**Given exercise**:
Each record must be reproduced exactly as it is shown.
# start of Material for this task
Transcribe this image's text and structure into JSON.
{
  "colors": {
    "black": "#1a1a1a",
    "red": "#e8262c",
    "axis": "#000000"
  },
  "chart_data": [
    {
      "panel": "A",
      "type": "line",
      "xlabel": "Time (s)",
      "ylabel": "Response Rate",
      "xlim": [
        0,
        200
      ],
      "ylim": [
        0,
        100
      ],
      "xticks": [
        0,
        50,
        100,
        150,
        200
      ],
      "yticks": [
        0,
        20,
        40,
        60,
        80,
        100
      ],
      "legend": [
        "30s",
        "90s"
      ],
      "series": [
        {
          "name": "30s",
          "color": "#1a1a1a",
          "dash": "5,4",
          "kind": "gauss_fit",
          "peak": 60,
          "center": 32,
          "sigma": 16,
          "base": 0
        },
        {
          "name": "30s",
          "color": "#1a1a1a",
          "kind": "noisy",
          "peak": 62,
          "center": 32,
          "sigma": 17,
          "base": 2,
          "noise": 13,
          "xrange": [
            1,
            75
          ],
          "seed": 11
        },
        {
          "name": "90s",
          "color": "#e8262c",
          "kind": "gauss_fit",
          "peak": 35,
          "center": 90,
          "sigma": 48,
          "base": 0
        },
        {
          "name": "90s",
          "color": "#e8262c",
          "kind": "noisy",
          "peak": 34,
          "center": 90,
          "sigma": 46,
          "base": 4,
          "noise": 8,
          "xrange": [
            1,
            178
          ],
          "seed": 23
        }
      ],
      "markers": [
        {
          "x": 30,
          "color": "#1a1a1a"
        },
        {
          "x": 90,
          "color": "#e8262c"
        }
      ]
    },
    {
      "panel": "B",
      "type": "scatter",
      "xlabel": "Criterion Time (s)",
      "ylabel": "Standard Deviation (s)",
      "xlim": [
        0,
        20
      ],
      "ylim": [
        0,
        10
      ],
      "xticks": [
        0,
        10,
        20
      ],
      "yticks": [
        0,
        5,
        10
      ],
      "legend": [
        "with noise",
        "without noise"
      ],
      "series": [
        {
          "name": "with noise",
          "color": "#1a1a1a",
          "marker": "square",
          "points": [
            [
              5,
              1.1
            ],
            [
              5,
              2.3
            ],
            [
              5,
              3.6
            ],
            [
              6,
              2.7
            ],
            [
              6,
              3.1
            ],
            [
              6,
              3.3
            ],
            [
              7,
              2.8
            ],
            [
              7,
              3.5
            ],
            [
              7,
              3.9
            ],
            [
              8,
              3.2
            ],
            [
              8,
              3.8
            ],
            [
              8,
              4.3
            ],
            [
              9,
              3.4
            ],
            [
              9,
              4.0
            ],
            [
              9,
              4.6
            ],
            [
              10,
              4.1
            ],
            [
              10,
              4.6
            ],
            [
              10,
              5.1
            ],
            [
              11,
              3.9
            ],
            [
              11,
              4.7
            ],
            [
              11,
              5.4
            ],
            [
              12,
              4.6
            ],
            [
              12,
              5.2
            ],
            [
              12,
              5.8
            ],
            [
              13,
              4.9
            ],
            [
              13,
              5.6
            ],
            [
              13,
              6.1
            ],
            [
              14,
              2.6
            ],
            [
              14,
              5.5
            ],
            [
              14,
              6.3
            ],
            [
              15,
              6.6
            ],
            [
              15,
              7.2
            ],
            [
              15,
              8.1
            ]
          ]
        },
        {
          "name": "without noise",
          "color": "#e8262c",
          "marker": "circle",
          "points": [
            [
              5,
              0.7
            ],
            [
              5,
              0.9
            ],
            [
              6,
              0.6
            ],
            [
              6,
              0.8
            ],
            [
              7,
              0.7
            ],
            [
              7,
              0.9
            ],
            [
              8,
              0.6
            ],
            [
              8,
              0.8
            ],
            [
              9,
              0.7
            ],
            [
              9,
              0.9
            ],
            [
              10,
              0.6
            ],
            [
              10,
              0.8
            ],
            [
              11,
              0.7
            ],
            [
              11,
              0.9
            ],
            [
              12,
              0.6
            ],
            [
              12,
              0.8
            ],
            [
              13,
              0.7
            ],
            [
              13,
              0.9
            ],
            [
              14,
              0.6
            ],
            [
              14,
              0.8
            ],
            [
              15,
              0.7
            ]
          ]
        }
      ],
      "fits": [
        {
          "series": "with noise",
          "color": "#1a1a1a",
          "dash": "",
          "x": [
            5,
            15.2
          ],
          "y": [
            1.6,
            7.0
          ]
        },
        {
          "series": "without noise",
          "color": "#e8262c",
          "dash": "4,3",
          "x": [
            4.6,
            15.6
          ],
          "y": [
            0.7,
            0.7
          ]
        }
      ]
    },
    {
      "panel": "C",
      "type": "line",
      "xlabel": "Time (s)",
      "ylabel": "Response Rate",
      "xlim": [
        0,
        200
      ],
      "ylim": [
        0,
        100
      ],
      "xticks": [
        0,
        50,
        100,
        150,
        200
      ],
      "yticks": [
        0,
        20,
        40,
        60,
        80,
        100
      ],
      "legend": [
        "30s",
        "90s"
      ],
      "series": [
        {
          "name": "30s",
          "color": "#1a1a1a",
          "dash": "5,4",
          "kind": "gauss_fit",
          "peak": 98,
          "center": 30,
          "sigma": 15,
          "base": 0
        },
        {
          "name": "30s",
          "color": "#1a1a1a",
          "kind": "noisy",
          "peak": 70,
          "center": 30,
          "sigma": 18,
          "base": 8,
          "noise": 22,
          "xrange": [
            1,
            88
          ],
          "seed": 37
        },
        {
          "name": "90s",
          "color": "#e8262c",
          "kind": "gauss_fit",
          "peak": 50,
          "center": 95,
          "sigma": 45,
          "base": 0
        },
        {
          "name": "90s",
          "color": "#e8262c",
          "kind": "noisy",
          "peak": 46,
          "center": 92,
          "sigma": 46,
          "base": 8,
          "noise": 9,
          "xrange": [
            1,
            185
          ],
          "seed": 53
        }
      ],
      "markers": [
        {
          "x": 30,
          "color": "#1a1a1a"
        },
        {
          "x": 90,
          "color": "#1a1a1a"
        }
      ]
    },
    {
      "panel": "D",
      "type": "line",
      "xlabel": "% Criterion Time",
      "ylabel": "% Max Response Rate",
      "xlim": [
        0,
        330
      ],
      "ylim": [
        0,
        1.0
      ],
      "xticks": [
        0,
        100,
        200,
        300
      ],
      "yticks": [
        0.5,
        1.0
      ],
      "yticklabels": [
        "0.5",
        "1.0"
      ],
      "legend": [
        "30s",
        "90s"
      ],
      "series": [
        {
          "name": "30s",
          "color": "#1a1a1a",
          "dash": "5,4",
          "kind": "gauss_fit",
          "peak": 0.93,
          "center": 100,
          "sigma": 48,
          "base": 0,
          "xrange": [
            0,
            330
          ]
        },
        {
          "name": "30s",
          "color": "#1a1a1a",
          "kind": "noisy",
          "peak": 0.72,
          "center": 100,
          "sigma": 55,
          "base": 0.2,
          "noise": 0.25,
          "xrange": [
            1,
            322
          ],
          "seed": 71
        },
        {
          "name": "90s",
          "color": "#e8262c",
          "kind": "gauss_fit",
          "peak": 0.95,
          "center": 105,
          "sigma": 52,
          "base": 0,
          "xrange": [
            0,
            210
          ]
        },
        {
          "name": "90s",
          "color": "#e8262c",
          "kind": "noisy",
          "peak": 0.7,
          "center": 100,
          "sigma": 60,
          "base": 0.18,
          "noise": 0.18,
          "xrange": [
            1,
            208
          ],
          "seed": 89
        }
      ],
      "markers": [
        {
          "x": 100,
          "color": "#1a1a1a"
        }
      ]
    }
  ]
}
# end of Material for this task
**Written answer**:
Transcribe this image's text and structure into JSON.
{
  "colors": {
    "black": "#1a1a1a",
    "red": "#e8262c",
    "axis": "#000000"
  },
  "chart_data": [
    {
      "panel": "A",
      "type": "line",
      "xlabel": "Time (s)",
      "ylabel": "Response Rate",
      "xlim": [
        0,
        200
      ],
      "ylim": [
        0,
        100
      ],
      "xticks": [
        0,
        50,
        100,
        150,
        200
      ],
      "yticks": [
        0,
        20,
        40,
        60,
        80,
        100
      ],
      "legend": [
        "30s",
        "90s"
      ],
      "series": [
        {
          "name": "30s",
          "color": "#1a1a1a",
          "dash": "5,4",
          "kind": "gauss_fit",
          "peak": 60,
          "center": 32,
          "sigma": 16,
          "base": 0
        },
        {
          "name": "30s",
          "color": "#1a1a1a",
          "kind": "noisy",
          "peak": 62,
          "center": 32,
          "sigma": 17,
          "base": 2,
          "noise": 13,
          "xrange": [
            1,
            75
          ],
          "seed": 11
        },
        {
          "name": "90s",
          "color": "#e8262c",
          "kind": "gauss_fit",
          "peak": 35,
          "center": 90,
          "sigma": 48,
          "base": 0
        },
        {
          "name": "90s",
          "color": "#e8262c",
          "kind": "noisy",
          "peak": 34,
          "center": 90,
          "sigma": 46,
          "base": 4,
          "noise": 8,
          "xrange": [
            1,
            178
          ],
          "seed": 23
        }
      ],
      "markers": [
        {
          "x": 30,
          "color": "#1a1a1a"
        },
        {
          "x": 90,
          "color": "#e8262c"
        }
      ]
    },
    {
      "panel": "B",
      "type": "scatter",
      "xlabel": "Criterion Time (s)",
      "ylabel": "Standard Deviation (s)",
      "xlim": [
        0,
        20
      ],
      "ylim": [
        0,
        10
      ],
      "xticks": [
        0,
        10,
        20
      ],
      "yticks": [
        0,
        5,
        10
      ],
      "legend": [
        "with noise",
        "without noise"
      ],
      "series": [
        {
          "name": "with noise",
          "color": "#1a1a1a",
          "marker": "square",
          "points": [
            [
              5,
              1.1
            ],
            [
              5,
              2.3
            ],
            [
              5,
              3.6
            ],
            [
              6,
              2.7
            ],
            [
              6,
              3.1
            ],
            [
              6,
              3.3
            ],
            [
              7,
              2.8
            ],
            [
              7,
              3.5
            ],
            [
              7,
              3.9
            ],
            [
              8,
              3.2
            ],
            [
              8,
              3.8
            ],
            [
              8,
              4.3
            ],
            [
              9,
              3.4
            ],
            [
              9,
              4.0
            ],
            [
              9,
              4.6
            ],
            [
              10,
              4.1
            ],
            [
              10,
              4.6
            ],
            [
              10,
              5.1
            ],
            [
              11,
              3.9
            ],
            [
              11,
              4.7
            ],
            [
              11,
              5.4
            ],
            [
              12,
              4.6
            ],
            [
              12,
              5.2
            ],
            [
              12,
              5.8
            ],
            [
              13,
              4.9
            ],
            [
              13,
              5.6
            ],
            [
              13,
              6.1
            ],
            [
              14,
              2.6
            ],
            [
              14,
              5.5
            ],
            [
              14,
              6.3
            ],
            [
              15,
              6.6
            ],
            [
              15,
              7.2
            ],
            [
              15,
              8.1
            ]
          ]
        },
        {
          "name": "without noise",
          "color": "#e8262c",
          "marker": "circle",
          "points": [
            [
              5,
              0.7
            ],
            [
              5,
              0.9
            ],
            [
              6,
              0.6
            ],
            [
              6,
              0.8
            ],
            [
              7,
              0.7
            ],
            [
              7,
              0.9
            ],
            [
              8,
              0.6
            ],
            [
              8,
              0.8
            ],
            [
              9,
              0.7
            ],
            [
              9,
              0.9
            ],
            [
              10,
              0.6
            ],
            [
              10,
              0.8
            ],
            [
              11,
              0.7
            ],
            [
              11,
              0.9
            ],
            [
              12,
              0.6
            ],
            [
              12,
              0.8
            ],
            [
              13,
              0.7
            ],
            [
              13,
              0.9
            ],
            [
              14,
              0.6
            ],
            [
              14,
              0.8
            ],
            [
              15,
              0.7
            ]
          ]
        }
      ],
      "fits": [
        {
          "series": "with noise",
          "color": "#1a1a1a",
          "dash": "",
          "x": [
            5,
            15.2
          ],
          "y": [
            1.6,
            7.0
          ]
        },
        {
          "series": "without noise",
          "color": "#e8262c",
          "dash": "4,3",
          "x": [
            4.6,
            15.6
          ],
          "y": [
            0.7,
            0.7
          ]
        }
      ]
    },
    {
      "panel": "C",
      "type": "line",
      "xlabel": "Time (s)",
      "ylabel": "Response Rate",
      "xlim": [
        0,
        200
      ],
      "ylim": [
        0,
        100
      ],
      "xticks": [
        0,
        50,
        100,
        150,
        200
      ],
      "yticks": [
        0,
        20,
        40,
        60,
        80,
        100
      ],
      "legend": [
        "30s",
        "90s"
      ],
      "series": [
        {
          "name": "30s",
          "color": "#1a1a1a",
          "dash": "5,4",
          "kind": "gauss_fit",
          "peak": 98,
          "center": 30,
          "sigma": 15,
          "base": 0
        },
        {
          "name": "30s",
          "color": "#1a1a1a",
          "kind": "noisy",
          "peak": 70,
          "center": 30,
          "sigma": 18,
          "base": 8,
          "noise": 22,
          "xrange": [
            1,
            88
          ],
          "seed": 37
        },
        {
          "name": "90s",
          "color": "#e8262c",
          "kind": "gauss_fit",
          "peak": 50,
          "center": 95,
          "sigma": 45,
          "base": 0
        },
        {
          "name": "90s",
          "color": "#e8262c",
          "kind": "noisy",
          "peak": 46,
          "center": 92,
          "sigma": 46,
          "base": 8,
          "noise": 9,
          "xrange": [
            1,
            185
          ],
          "seed": 53
        }
      ],
      "markers": [
        {
          "x": 30,
          "color": "#1a1a1a"
        },
        {
          "x": 90,
          "color": "#1a1a1a"
        }
      ]
    },
    {
      "panel": "D",
      "type": "line",
      "xlabel": "% Criterion Time",
      "ylabel": "% Max Response Rate",
      "xlim": [
        0,
        330
      ],
      "ylim": [
        0,
        1.0
      ],
      "xticks": [
        0,
        100,
        200,
        300
      ],
      "yticks": [
        0.5,
        1.0
      ],
      "yticklabels": [
        "0.5",
        "1.0"
      ],
      "legend": [
        "30s",
        "90s"
      ],
      "series": [
        {
          "name": "30s",
          "color": "#1a1a1a",
          "dash": "5,4",
          "kind": "gauss_fit",
          "peak": 0.93,
          "center": 100,
          "sigma": 48,
          "base": 0,
          "xrange": [
            0,
            330
          ]
        },
        {
          "name": "30s",
          "color": "#1a1a1a",
          "kind": "noisy",
          "peak": 0.72,
          "center": 100,
          "sigma": 55,
          "base": 0.2,
          "noise": 0.25,
          "xrange": [
            1,
            322
          ],
          "seed": 71
        },
        {
          "name": "90s",
          "color": "#e8262c",
          "kind": "gauss_fit",
          "peak": 0.95,
          "center": 105,
          "sigma": 52,
          "base": 0,
          "xrange": [
            0,
            210
          ]
        },
        {
          "name": "90s",
          "color": "#e8262c",
          "kind": "noisy",
          "peak": 0.7,
          "center": 100,
          "sigma": 60,
          "base": 0.18,
          "noise": 0.18,
          "xrange": [
            1,
            208
          ],
          "seed": 89
        }
      ],
      "markers": [
        {
          "x": 100,
          "color": "#1a1a1a"
        }
      ]
    }
  ]
}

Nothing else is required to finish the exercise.